→ Objective
Please copy every one of the rows below word for word, leaving nothing out and changing nothing.
━━━ Records provided
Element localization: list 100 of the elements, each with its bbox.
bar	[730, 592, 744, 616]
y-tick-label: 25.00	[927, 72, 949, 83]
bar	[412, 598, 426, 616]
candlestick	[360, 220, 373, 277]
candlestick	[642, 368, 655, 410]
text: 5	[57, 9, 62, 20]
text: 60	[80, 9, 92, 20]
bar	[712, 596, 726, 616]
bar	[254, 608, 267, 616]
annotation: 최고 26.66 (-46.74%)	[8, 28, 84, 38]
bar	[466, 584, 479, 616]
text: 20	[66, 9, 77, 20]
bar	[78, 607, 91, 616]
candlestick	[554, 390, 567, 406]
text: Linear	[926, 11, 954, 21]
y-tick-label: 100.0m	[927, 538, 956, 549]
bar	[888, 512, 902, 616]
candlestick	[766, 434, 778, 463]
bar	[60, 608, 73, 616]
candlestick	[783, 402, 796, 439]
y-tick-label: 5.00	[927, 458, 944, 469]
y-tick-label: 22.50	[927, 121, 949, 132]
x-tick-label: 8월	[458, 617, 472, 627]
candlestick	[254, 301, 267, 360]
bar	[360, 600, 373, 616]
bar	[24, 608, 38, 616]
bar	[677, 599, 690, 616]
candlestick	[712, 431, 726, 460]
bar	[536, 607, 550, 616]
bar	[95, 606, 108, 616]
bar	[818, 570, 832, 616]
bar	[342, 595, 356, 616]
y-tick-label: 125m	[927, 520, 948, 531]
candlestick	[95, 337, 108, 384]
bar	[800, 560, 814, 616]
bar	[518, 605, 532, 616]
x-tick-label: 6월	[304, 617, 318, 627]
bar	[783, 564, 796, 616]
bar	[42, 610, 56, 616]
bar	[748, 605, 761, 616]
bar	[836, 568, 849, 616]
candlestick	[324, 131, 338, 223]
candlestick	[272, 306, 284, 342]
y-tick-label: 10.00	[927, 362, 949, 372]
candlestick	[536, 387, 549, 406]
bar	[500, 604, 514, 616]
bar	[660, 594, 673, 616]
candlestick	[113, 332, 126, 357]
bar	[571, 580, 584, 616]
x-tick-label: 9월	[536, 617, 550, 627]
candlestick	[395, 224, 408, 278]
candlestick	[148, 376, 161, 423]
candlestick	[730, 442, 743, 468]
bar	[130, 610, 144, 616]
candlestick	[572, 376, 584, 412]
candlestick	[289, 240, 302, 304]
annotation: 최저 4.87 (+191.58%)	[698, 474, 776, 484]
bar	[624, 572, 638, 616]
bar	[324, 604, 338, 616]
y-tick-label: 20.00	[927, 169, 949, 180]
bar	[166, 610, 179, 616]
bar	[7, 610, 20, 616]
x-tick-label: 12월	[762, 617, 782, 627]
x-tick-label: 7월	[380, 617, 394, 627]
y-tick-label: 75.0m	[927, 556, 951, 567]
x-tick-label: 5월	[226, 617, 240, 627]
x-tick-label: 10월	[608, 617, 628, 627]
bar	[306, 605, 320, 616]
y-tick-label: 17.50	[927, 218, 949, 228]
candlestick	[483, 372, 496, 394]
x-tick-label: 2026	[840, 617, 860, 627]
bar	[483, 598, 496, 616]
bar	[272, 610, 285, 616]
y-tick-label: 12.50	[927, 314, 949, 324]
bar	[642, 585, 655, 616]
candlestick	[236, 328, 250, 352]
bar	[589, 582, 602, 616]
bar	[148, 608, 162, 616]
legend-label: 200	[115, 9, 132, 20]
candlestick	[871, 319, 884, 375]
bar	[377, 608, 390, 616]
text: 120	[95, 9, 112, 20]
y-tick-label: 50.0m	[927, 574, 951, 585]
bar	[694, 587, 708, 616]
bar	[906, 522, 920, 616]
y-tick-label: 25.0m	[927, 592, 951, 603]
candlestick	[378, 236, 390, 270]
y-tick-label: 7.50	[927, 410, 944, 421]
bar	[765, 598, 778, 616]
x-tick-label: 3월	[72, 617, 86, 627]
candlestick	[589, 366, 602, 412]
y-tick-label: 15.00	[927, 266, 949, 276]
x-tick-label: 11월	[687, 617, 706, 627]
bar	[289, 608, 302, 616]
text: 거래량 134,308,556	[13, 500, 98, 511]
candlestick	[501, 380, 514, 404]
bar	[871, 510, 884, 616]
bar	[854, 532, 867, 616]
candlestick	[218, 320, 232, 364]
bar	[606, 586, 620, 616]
━━━━━━
→ The solution
Element localization: list 100 of the elements, each with its bbox.
bar	[730, 592, 744, 616]
y-tick-label: 25.00	[927, 72, 949, 83]
bar	[412, 598, 426, 616]
candlestick	[360, 220, 373, 277]
candlestick	[642, 368, 655, 410]
text: 5	[57, 9, 62, 20]
text: 60	[80, 9, 92, 20]
bar	[712, 596, 726, 616]
bar	[254, 608, 267, 616]
annotation: 최고 26.66 (-46.74%)	[8, 28, 84, 38]
bar	[466, 584, 479, 616]
text: 20	[66, 9, 77, 20]
bar	[78, 607, 91, 616]
candlestick	[554, 390, 567, 406]
text: Linear	[926, 11, 954, 21]
y-tick-label: 100.0m	[927, 538, 956, 549]
bar	[888, 512, 902, 616]
candlestick	[766, 434, 778, 463]
bar	[60, 608, 73, 616]
candlestick	[783, 402, 796, 439]
y-tick-label: 5.00	[927, 458, 944, 469]
y-tick-label: 22.50	[927, 121, 949, 132]
x-tick-label: 8월	[458, 617, 472, 627]
candlestick	[254, 301, 267, 360]
bar	[360, 600, 373, 616]
bar	[24, 608, 38, 616]
bar	[677, 599, 690, 616]
candlestick	[712, 431, 726, 460]
bar	[536, 607, 550, 616]
bar	[95, 606, 108, 616]
bar	[818, 570, 832, 616]
bar	[342, 595, 356, 616]
y-tick-label: 125m	[927, 520, 948, 531]
candlestick	[95, 337, 108, 384]
bar	[800, 560, 814, 616]
bar	[518, 605, 532, 616]
x-tick-label: 6월	[304, 617, 318, 627]
bar	[783, 564, 796, 616]
bar	[42, 610, 56, 616]
bar	[748, 605, 761, 616]
bar	[836, 568, 849, 616]
candlestick	[324, 131, 338, 223]
candlestick	[272, 306, 284, 342]
y-tick-label: 10.00	[927, 362, 949, 372]
candlestick	[536, 387, 549, 406]
bar	[500, 604, 514, 616]
bar	[660, 594, 673, 616]
candlestick	[113, 332, 126, 357]
bar	[571, 580, 584, 616]
x-tick-label: 9월	[536, 617, 550, 627]
candlestick	[395, 224, 408, 278]
candlestick	[148, 376, 161, 423]
candlestick	[730, 442, 743, 468]
bar	[130, 610, 144, 616]
candlestick	[572, 376, 584, 412]
candlestick	[289, 240, 302, 304]
annotation: 최저 4.87 (+191.58%)	[698, 474, 776, 484]
bar	[624, 572, 638, 616]
bar	[324, 604, 338, 616]
y-tick-label: 20.00	[927, 169, 949, 180]
bar	[166, 610, 179, 616]
bar	[7, 610, 20, 616]
x-tick-label: 12월	[762, 617, 782, 627]
x-tick-label: 7월	[380, 617, 394, 627]
y-tick-label: 75.0m	[927, 556, 951, 567]
x-tick-label: 5월	[226, 617, 240, 627]
x-tick-label: 10월	[608, 617, 628, 627]
bar	[306, 605, 320, 616]
y-tick-label: 17.50	[927, 218, 949, 228]
candlestick	[483, 372, 496, 394]
x-tick-label: 2026	[840, 617, 860, 627]
bar	[483, 598, 496, 616]
bar	[272, 610, 285, 616]
y-tick-label: 12.50	[927, 314, 949, 324]
bar	[642, 585, 655, 616]
candlestick	[236, 328, 250, 352]
bar	[589, 582, 602, 616]
bar	[148, 608, 162, 616]
legend-label: 200	[115, 9, 132, 20]
candlestick	[871, 319, 884, 375]
bar	[377, 608, 390, 616]
text: 120	[95, 9, 112, 20]
y-tick-label: 50.0m	[927, 574, 951, 585]
bar	[694, 587, 708, 616]
bar	[906, 522, 920, 616]
y-tick-label: 25.0m	[927, 592, 951, 603]
candlestick	[378, 236, 390, 270]
y-tick-label: 7.50	[927, 410, 944, 421]
bar	[765, 598, 778, 616]
x-tick-label: 3월	[72, 617, 86, 627]
candlestick	[589, 366, 602, 412]
y-tick-label: 15.00	[927, 266, 949, 276]
x-tick-label: 11월	[687, 617, 706, 627]
bar	[289, 608, 302, 616]
text: 거래량 134,308,556	[13, 500, 98, 511]
candlestick	[501, 380, 514, 404]
bar	[871, 510, 884, 616]
bar	[854, 532, 867, 616]
candlestick	[218, 320, 232, 364]
bar	[606, 586, 620, 616]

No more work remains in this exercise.